Figure contents as structured data:

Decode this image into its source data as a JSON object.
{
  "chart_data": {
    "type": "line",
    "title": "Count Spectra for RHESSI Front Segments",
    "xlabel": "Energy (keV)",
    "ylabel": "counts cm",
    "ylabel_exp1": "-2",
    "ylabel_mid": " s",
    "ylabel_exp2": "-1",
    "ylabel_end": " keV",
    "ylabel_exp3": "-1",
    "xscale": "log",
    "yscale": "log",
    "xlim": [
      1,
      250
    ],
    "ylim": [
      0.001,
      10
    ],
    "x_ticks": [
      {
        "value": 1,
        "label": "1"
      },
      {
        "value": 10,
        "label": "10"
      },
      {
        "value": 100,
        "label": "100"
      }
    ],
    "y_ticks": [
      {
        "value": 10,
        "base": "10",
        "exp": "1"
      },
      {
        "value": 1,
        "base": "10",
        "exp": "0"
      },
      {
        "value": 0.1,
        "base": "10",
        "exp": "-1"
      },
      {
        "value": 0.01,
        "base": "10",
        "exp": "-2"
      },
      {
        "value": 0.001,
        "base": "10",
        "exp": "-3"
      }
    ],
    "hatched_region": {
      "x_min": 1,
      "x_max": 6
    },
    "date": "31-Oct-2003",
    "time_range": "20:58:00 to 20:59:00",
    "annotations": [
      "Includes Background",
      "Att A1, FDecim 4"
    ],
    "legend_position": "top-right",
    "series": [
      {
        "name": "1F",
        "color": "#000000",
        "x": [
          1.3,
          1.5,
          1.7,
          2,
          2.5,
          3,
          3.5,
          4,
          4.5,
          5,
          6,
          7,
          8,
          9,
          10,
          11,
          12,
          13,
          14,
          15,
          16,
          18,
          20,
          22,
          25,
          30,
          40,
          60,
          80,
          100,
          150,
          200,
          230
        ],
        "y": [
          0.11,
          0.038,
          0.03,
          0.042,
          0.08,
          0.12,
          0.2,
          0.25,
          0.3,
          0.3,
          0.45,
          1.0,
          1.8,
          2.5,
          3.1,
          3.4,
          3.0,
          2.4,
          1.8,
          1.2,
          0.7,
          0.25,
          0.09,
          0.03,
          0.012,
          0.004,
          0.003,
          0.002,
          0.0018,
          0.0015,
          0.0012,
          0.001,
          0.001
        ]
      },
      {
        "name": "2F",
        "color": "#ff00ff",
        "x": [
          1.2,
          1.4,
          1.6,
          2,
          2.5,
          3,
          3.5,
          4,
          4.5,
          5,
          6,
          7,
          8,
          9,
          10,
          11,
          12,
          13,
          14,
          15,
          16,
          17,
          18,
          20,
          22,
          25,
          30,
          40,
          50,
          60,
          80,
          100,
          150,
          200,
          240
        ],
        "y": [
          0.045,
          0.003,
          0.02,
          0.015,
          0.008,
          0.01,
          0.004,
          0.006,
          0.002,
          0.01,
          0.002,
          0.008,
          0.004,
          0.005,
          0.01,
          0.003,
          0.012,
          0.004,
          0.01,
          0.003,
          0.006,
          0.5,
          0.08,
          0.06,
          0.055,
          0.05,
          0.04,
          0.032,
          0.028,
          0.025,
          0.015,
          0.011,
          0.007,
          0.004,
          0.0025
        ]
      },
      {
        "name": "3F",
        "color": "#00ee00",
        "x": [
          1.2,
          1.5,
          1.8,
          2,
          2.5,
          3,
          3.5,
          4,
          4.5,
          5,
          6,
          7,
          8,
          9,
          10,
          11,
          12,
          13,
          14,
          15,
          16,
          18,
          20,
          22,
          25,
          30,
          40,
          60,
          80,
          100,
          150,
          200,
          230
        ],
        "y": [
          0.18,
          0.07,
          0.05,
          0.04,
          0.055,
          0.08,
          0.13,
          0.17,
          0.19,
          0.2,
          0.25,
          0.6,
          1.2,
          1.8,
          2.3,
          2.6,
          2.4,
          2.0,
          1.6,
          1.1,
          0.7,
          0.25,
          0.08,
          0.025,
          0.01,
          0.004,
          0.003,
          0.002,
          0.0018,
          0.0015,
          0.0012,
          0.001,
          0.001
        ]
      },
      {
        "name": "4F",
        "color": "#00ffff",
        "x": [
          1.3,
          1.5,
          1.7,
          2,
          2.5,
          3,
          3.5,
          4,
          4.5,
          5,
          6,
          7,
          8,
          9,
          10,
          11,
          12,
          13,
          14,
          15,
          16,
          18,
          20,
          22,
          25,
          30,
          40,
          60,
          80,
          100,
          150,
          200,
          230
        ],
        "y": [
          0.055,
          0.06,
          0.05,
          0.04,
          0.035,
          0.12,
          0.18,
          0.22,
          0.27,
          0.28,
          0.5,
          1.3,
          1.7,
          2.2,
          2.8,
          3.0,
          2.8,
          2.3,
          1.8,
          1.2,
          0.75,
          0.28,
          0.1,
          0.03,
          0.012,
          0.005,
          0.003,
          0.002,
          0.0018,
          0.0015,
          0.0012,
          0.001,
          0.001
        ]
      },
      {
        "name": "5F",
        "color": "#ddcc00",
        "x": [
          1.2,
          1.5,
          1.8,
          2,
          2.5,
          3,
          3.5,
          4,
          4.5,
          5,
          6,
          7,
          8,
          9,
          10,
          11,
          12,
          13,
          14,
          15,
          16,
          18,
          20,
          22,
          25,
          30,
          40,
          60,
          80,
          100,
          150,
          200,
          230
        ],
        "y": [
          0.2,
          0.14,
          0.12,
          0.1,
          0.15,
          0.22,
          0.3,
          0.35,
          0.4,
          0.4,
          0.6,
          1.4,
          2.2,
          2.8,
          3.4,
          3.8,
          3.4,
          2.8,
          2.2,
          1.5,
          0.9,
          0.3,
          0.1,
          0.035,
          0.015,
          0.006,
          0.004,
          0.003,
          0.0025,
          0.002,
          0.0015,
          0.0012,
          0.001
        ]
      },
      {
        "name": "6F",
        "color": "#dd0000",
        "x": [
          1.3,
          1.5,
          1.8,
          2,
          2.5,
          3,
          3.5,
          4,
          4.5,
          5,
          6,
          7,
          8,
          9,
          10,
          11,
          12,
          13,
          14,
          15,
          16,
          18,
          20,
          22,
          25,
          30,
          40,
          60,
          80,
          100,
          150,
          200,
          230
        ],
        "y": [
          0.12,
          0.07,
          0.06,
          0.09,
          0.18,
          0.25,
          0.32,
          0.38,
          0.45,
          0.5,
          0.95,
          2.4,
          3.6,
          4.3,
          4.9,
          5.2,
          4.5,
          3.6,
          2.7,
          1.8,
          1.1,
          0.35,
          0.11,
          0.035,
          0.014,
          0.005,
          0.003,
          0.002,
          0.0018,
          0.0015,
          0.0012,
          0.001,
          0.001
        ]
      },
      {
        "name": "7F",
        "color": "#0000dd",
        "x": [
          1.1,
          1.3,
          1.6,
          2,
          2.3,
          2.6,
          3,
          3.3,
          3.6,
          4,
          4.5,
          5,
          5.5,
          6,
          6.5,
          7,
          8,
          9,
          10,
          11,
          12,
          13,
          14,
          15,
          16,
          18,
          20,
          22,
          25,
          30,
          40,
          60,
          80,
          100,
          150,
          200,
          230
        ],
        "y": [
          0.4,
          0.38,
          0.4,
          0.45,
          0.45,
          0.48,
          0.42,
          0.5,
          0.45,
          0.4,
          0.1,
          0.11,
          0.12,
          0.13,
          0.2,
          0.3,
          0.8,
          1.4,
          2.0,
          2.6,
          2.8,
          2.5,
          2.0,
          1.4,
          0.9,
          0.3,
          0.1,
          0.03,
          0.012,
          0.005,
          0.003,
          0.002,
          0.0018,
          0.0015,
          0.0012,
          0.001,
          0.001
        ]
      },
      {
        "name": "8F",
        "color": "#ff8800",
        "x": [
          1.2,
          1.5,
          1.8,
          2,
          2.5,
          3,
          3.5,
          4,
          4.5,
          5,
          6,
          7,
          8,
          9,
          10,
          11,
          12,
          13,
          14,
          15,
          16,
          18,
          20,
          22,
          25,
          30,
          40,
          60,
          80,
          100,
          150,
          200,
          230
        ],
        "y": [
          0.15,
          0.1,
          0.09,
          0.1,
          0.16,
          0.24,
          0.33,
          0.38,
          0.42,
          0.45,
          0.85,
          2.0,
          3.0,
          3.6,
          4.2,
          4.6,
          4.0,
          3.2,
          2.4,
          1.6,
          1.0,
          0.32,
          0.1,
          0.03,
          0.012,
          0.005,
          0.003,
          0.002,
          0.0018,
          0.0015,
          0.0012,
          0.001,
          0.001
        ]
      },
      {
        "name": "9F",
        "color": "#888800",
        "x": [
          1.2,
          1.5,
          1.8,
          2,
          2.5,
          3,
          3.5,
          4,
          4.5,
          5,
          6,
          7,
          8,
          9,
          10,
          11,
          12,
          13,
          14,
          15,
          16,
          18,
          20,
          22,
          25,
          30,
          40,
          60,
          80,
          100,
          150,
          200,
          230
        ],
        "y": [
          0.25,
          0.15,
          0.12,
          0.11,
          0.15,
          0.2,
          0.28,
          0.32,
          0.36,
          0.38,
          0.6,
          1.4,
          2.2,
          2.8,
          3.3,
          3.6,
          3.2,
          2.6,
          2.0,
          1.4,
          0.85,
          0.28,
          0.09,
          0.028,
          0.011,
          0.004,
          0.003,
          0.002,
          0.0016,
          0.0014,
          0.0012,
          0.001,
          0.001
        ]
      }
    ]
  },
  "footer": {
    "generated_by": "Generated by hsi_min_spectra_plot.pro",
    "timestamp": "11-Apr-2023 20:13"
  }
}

* **GOAL**
Take every line from the records above that has the word "value" and copy it.

* **EXPECTED ANSWER**
        "value": 1,
        "value": 10,
        "value": 100,
        "value": 10,
        "value": 1,
        "value": 0.1,
        "value": 0.01,
        "value": 0.001,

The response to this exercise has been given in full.